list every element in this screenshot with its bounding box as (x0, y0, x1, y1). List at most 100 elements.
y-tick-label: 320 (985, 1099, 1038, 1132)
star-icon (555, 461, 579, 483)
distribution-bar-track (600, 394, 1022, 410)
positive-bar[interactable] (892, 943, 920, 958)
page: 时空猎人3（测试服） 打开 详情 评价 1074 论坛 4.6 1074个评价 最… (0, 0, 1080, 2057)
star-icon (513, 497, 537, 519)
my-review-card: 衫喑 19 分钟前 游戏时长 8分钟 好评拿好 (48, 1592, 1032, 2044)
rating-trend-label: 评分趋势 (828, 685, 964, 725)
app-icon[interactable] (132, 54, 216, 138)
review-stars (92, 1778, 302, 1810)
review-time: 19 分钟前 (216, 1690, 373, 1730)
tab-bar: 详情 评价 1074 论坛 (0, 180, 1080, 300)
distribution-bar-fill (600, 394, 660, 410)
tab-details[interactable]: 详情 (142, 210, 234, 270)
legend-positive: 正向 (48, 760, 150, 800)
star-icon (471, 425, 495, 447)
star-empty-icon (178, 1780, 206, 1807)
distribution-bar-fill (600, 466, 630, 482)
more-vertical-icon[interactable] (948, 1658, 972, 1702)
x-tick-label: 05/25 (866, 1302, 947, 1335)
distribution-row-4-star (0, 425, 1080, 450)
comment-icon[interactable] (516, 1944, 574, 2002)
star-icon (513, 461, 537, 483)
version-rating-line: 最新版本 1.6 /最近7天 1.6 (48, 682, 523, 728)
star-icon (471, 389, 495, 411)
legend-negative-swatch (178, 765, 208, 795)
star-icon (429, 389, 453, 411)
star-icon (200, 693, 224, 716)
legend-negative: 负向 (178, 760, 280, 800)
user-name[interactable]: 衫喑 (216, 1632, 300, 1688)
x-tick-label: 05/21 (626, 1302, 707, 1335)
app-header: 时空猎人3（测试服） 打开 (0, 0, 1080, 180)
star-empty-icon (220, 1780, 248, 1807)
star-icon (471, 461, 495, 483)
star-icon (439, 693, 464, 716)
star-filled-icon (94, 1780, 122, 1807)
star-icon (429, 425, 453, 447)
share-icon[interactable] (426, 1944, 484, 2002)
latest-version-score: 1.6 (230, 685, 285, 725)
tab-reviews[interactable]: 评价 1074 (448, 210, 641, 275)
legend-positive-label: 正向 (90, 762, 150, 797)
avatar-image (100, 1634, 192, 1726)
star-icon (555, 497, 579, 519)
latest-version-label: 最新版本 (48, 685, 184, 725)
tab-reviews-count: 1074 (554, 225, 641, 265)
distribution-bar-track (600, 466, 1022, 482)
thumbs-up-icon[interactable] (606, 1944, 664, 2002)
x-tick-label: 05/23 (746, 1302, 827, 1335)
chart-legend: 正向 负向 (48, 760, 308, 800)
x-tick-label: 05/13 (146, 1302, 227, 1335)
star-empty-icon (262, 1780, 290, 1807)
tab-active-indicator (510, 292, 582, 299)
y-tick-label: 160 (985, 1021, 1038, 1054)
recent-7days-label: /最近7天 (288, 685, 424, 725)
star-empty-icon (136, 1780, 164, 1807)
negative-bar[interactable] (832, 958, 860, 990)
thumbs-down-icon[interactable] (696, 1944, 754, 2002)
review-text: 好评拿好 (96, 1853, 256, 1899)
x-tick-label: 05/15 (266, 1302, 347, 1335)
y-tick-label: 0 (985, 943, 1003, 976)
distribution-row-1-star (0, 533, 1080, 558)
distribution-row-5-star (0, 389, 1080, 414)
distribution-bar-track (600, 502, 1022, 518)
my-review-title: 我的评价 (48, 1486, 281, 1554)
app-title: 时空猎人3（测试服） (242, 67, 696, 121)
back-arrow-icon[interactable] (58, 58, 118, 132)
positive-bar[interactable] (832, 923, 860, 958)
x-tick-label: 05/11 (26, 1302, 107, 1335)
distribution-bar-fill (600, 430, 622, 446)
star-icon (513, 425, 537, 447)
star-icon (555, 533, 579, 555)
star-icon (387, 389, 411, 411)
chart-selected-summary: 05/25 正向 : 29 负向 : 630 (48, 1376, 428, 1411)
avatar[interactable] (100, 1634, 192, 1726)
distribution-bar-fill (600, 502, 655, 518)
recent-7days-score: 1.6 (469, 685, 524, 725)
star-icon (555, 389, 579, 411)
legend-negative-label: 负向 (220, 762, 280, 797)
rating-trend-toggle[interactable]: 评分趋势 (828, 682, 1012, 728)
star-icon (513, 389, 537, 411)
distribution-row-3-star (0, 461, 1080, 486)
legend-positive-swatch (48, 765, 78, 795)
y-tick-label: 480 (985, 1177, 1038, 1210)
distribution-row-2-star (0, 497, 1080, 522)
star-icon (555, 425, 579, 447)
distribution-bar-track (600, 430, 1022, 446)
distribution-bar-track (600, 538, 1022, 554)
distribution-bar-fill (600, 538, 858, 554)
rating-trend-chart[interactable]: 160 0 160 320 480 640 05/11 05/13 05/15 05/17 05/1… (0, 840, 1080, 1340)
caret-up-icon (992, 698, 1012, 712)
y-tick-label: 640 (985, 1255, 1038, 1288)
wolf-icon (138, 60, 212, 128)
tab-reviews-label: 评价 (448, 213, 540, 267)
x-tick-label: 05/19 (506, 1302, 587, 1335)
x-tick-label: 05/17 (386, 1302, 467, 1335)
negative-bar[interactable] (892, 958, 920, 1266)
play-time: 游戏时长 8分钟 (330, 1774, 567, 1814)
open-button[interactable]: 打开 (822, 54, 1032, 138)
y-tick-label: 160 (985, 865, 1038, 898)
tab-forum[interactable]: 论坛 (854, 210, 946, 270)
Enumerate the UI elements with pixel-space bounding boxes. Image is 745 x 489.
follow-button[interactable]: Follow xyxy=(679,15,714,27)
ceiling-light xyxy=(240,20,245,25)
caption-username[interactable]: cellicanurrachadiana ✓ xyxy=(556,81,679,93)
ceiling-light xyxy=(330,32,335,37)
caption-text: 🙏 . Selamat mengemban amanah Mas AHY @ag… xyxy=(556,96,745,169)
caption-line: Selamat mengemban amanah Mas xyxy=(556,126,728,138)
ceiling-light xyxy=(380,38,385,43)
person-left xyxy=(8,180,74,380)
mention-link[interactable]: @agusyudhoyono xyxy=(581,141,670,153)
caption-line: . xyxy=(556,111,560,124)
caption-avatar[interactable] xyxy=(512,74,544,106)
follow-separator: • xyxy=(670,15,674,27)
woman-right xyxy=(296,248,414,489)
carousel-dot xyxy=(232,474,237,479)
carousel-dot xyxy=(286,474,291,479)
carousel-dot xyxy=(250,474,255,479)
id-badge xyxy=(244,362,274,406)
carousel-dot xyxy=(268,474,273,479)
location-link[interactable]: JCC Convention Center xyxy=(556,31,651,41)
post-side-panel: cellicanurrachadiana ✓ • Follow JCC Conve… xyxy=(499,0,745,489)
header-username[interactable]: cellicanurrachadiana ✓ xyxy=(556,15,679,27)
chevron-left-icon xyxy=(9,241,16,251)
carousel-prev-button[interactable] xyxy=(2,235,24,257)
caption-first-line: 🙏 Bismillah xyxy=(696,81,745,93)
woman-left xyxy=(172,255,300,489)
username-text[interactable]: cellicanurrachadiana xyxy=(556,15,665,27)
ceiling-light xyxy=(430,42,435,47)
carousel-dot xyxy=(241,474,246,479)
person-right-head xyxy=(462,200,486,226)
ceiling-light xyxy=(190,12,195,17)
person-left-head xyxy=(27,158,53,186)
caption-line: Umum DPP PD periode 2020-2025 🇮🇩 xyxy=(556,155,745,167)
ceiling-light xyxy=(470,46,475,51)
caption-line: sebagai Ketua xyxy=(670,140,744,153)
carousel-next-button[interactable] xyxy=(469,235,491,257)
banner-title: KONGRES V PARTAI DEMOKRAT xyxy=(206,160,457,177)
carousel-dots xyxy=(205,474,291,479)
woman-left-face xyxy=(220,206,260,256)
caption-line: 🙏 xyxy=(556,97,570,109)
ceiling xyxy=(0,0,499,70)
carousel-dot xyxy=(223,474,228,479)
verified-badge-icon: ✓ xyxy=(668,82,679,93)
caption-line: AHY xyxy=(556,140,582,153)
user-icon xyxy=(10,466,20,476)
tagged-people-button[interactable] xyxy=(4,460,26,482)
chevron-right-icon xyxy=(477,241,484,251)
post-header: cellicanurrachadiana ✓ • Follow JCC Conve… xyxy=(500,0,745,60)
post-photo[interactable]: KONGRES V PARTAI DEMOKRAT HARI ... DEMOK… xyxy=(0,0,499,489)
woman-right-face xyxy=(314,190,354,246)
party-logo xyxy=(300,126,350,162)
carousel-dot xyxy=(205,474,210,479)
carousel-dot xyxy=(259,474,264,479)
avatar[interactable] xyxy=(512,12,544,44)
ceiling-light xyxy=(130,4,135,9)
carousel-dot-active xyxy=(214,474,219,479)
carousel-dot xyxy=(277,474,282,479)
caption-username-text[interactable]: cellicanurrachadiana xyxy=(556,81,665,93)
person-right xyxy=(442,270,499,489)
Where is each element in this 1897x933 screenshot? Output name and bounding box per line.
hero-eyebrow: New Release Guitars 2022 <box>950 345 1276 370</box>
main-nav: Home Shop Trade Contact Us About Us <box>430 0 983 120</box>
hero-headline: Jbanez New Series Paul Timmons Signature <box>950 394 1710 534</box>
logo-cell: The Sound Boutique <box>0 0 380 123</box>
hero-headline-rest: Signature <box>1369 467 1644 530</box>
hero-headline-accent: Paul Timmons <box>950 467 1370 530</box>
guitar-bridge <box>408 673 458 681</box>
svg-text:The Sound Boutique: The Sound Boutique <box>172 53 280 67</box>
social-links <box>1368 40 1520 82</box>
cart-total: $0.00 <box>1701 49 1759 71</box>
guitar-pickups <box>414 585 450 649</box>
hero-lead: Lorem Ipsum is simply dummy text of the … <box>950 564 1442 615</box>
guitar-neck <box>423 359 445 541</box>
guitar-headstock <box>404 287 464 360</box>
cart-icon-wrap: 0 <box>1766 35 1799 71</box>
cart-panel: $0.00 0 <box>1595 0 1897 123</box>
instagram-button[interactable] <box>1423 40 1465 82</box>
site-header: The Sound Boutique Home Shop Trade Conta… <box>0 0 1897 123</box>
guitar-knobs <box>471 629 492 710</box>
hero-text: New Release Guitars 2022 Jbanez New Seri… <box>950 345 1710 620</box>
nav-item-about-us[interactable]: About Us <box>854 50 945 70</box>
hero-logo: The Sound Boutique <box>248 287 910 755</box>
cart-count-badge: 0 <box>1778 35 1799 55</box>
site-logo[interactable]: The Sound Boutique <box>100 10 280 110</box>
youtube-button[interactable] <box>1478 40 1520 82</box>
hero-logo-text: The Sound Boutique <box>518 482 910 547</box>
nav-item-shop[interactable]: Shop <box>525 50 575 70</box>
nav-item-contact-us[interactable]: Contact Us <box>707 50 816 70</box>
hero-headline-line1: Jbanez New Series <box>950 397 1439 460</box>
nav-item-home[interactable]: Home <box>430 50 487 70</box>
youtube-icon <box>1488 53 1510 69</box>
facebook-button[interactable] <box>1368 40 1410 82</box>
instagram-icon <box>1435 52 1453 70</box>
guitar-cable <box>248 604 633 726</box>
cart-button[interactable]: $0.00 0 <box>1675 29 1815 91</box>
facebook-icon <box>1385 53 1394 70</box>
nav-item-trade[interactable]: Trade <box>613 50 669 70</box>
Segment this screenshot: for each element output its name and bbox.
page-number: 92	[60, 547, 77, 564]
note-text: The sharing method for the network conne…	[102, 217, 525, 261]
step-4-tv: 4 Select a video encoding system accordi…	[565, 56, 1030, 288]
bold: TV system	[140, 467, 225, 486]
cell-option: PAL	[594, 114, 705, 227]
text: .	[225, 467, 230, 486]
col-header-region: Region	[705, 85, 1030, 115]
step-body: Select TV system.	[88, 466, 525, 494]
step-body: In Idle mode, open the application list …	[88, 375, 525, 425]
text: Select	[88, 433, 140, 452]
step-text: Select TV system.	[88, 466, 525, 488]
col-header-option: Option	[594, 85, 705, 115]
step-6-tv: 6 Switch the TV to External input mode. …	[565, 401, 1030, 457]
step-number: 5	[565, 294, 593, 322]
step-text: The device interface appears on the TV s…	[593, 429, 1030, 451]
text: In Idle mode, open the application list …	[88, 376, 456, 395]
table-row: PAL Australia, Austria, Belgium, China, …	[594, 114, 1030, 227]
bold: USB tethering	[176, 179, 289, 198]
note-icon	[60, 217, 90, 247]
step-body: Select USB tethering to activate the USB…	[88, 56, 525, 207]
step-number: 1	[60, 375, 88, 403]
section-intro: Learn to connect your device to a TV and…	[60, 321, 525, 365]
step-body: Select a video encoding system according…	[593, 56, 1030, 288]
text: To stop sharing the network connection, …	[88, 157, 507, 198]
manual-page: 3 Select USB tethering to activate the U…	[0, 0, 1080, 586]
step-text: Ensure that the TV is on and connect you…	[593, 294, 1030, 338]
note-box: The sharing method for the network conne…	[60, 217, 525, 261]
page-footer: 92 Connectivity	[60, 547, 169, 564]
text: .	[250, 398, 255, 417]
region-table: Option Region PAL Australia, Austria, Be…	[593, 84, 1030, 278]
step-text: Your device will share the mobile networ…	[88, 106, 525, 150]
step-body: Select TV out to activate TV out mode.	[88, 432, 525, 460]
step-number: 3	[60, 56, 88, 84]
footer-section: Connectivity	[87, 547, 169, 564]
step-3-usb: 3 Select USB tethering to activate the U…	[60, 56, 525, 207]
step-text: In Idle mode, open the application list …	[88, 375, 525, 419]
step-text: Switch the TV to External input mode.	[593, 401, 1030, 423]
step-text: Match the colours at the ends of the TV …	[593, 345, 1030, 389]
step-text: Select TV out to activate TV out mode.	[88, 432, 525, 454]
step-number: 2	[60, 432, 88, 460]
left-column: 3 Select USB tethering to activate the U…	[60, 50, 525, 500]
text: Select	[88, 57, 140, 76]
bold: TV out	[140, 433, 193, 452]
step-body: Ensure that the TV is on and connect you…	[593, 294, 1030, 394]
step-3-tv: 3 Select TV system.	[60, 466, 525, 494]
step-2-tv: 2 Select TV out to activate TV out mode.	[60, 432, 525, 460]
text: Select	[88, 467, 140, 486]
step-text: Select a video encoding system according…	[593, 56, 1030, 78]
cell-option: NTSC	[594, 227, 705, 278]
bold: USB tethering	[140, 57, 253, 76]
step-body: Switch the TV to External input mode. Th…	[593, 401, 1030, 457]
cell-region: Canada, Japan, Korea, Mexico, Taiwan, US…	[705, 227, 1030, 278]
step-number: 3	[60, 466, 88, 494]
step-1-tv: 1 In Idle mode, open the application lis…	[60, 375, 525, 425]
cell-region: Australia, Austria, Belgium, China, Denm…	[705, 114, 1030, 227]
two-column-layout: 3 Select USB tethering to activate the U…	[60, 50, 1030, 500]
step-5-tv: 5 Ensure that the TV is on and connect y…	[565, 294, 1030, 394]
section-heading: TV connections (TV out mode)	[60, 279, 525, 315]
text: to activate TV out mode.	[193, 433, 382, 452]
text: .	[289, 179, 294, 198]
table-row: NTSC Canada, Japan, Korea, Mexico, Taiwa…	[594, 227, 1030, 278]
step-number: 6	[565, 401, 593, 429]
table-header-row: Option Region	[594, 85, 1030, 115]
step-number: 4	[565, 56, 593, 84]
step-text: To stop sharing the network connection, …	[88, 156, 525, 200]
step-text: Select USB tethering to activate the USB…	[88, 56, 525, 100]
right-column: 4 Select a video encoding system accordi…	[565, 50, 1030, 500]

------------------------------------------------------------

THE EXERCISE: Can you rewrite the records from the first line up to and including the line with "star-icon (429, 425, 453, 447)", changing "x-tick-label" to "date-label" and leaving everything else as it is?

TASK RESPONSE:
list every element in this screenshot with its bounding box as (x0, y0, x1, y1). List at most 100 elements.
y-tick-label: 320 (985, 1099, 1038, 1132)
star-icon (555, 461, 579, 483)
distribution-bar-track (600, 394, 1022, 410)
positive-bar[interactable] (892, 943, 920, 958)
page: 时空猎人3（测试服） 打开 详情 评价 1074 论坛 4.6 1074个评价 最… (0, 0, 1080, 2057)
star-icon (513, 497, 537, 519)
my-review-card: 衫喑 19 分钟前 游戏时长 8分钟 好评拿好 (48, 1592, 1032, 2044)
rating-trend-label: 评分趋势 (828, 685, 964, 725)
app-icon[interactable] (132, 54, 216, 138)
review-stars (92, 1778, 302, 1810)
review-time: 19 分钟前 (216, 1690, 373, 1730)
tab-bar: 详情 评价 1074 论坛 (0, 180, 1080, 300)
distribution-bar-fill (600, 394, 660, 410)
tab-details[interactable]: 详情 (142, 210, 234, 270)
legend-positive: 正向 (48, 760, 150, 800)
star-icon (471, 425, 495, 447)
star-empty-icon (178, 1780, 206, 1807)
distribution-bar-fill (600, 466, 630, 482)
more-vertical-icon[interactable] (948, 1658, 972, 1702)
date-label: 05/25 (866, 1302, 947, 1335)
distribution-row-4-star (0, 425, 1080, 450)
comment-icon[interactable] (516, 1944, 574, 2002)
star-icon (513, 461, 537, 483)
version-rating-line: 最新版本 1.6 /最近7天 1.6 (48, 682, 523, 728)
star-icon (471, 389, 495, 411)
legend-negative-swatch (178, 765, 208, 795)
star-icon (429, 389, 453, 411)
star-icon (200, 693, 224, 716)
legend-negative: 负向 (178, 760, 280, 800)
user-name[interactable]: 衫喑 (216, 1632, 300, 1688)
date-label: 05/21 (626, 1302, 707, 1335)
app-header: 时空猎人3（测试服） 打开 (0, 0, 1080, 180)
star-empty-icon (220, 1780, 248, 1807)
star-icon (471, 461, 495, 483)
star-icon (439, 693, 464, 716)
star-filled-icon (94, 1780, 122, 1807)
star-icon (429, 425, 453, 447)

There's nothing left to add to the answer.